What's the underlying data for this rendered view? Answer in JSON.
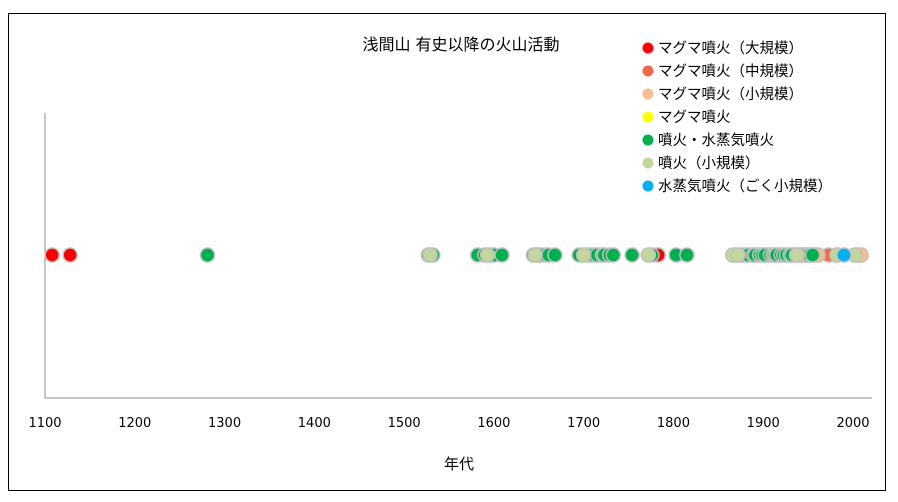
{
  "chart_data": {
    "type": "scatter",
    "title": "浅間山 有史以降の火山活動",
    "xlabel": "年代",
    "ylabel": "",
    "xlim": [
      1100,
      2000
    ],
    "x_ticks": [
      "1100",
      "1200",
      "1300",
      "1400",
      "1500",
      "1600",
      "1700",
      "1800",
      "1900",
      "2000"
    ],
    "grid": false,
    "legend_position": "top-right",
    "series": [
      {
        "name": "マグマ噴火（大規模）",
        "color": "#ff0000",
        "x": [
          1108,
          1128,
          1783
        ]
      },
      {
        "name": "マグマ噴火（中規模）",
        "color": "#f06a4a",
        "x": [
          1596,
          1973
        ]
      },
      {
        "name": "マグマ噴火（小規模）",
        "color": "#f7be8f",
        "x": [
          1905,
          1918,
          1928,
          1935,
          1940,
          1944,
          1947,
          1950,
          1954,
          1958,
          1961,
          1983,
          2004,
          2008,
          2009
        ]
      },
      {
        "name": "マグマ噴火",
        "color": "#ffff00",
        "x": [
          1650,
          1720,
          1888,
          1894,
          1900
        ]
      },
      {
        "name": "噴火・水蒸気噴火",
        "color": "#00b050",
        "x": [
          1281,
          1527,
          1532,
          1582,
          1590,
          1600,
          1609,
          1644,
          1648,
          1652,
          1657,
          1661,
          1668,
          1695,
          1704,
          1708,
          1711,
          1715,
          1721,
          1723,
          1729,
          1733,
          1754,
          1776,
          1803,
          1815,
          1869,
          1875,
          1879,
          1883,
          1889,
          1891,
          1896,
          1899,
          1902,
          1908,
          1911,
          1913,
          1915,
          1920,
          1923,
          1926,
          1930,
          1932,
          1937,
          1942,
          1946,
          1949,
          1952,
          1955
        ]
      },
      {
        "name": "噴火（小規模）",
        "color": "#c3d69b",
        "x": [
          1529,
          1593,
          1646,
          1700,
          1772,
          1866,
          1872,
          1938,
          1982,
          2002
        ]
      },
      {
        "name": "水蒸気噴火（ごく小規模）",
        "color": "#00b0f0",
        "x": [
          1990
        ]
      }
    ]
  }
}
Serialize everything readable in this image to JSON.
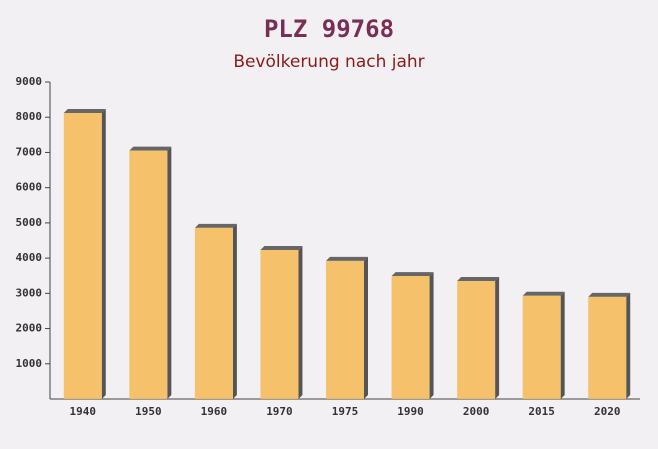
{
  "chart_data": {
    "type": "bar",
    "title": "PLZ 99768",
    "subtitle": "Bevölkerung nach jahr",
    "categories": [
      "1940",
      "1950",
      "1960",
      "1970",
      "1975",
      "1990",
      "2000",
      "2015",
      "2020"
    ],
    "values": [
      8120,
      7050,
      4860,
      4230,
      3920,
      3490,
      3350,
      2930,
      2900
    ],
    "color": "#f5bd5c",
    "ylim": [
      0,
      9000
    ],
    "yticks": [
      1000,
      2000,
      3000,
      4000,
      5000,
      6000,
      7000,
      8000,
      9000
    ],
    "grid": false
  }
}
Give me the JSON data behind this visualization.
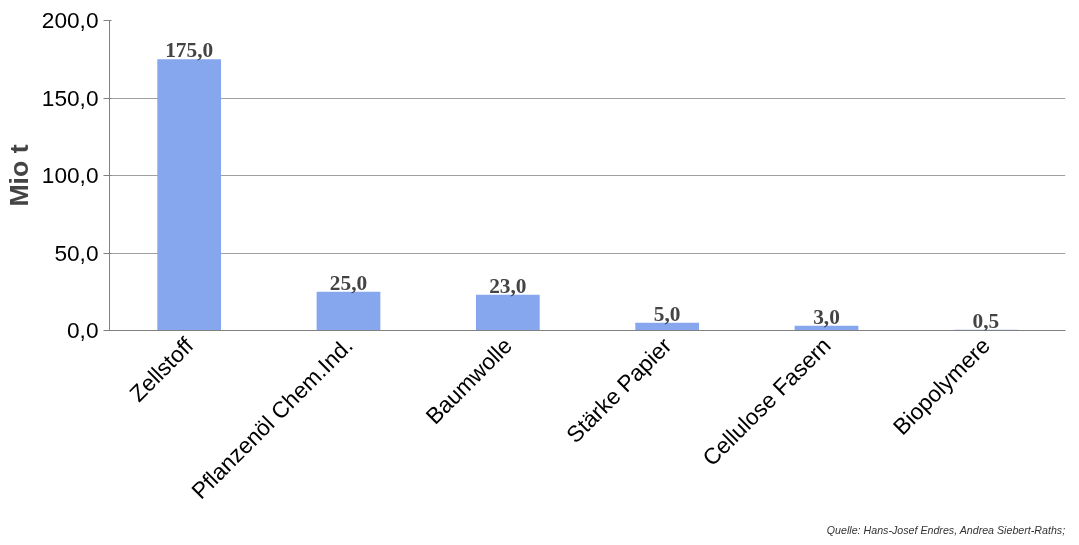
{
  "chart_data": {
    "type": "bar",
    "ylabel": "Mio t",
    "categories": [
      "Zellstoff",
      "Pflanzenöl Chem.Ind.",
      "Baumwolle",
      "Stärke Papier",
      "Cellulose Fasern",
      "Biopolymere"
    ],
    "values": [
      175,
      25,
      23,
      5,
      3,
      0.5
    ],
    "value_labels": [
      "175,0",
      "25,0",
      "23,0",
      "5,0",
      "3,0",
      "0,5"
    ],
    "color": "#86a6ee",
    "ylim": [
      0,
      200
    ],
    "yticks": [
      {
        "value": 0,
        "label": "0,0"
      },
      {
        "value": 50,
        "label": "50,0"
      },
      {
        "value": 100,
        "label": "100,0"
      },
      {
        "value": 150,
        "label": "150,0"
      },
      {
        "value": 200,
        "label": "200,0"
      }
    ],
    "grid": "y",
    "annotations": [
      "Quelle: Hans-Josef Endres, Andrea Siebert-Raths;"
    ]
  }
}
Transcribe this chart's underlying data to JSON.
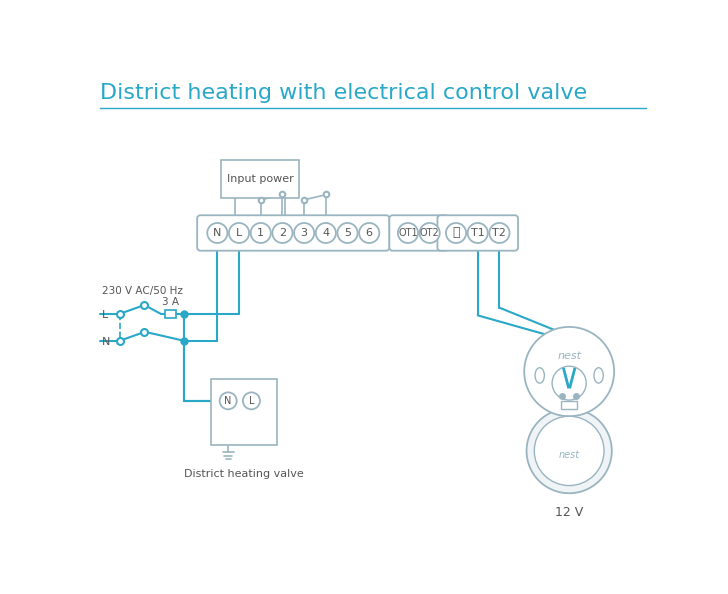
{
  "title": "District heating with electrical control valve",
  "title_color": "#29a8c8",
  "title_fontsize": 16,
  "bg_color": "#ffffff",
  "line_color": "#29a8c8",
  "component_color": "#9ab5c0",
  "text_color": "#555555",
  "labels_230v": "230 V AC/50 Hz",
  "label_L": "L",
  "label_N": "N",
  "label_3A": "3 A",
  "label_input_power": "Input power",
  "label_district": "District heating valve",
  "label_12v": "12 V",
  "label_nest": "nest"
}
* * *
# WHAT YOU HAVE TO DO:
Using the listing, copy every line where the word "District" shows up.

# THE ANSWER:
  "title": "District heating with electrical control valve",
  "label_district": "District heating valve",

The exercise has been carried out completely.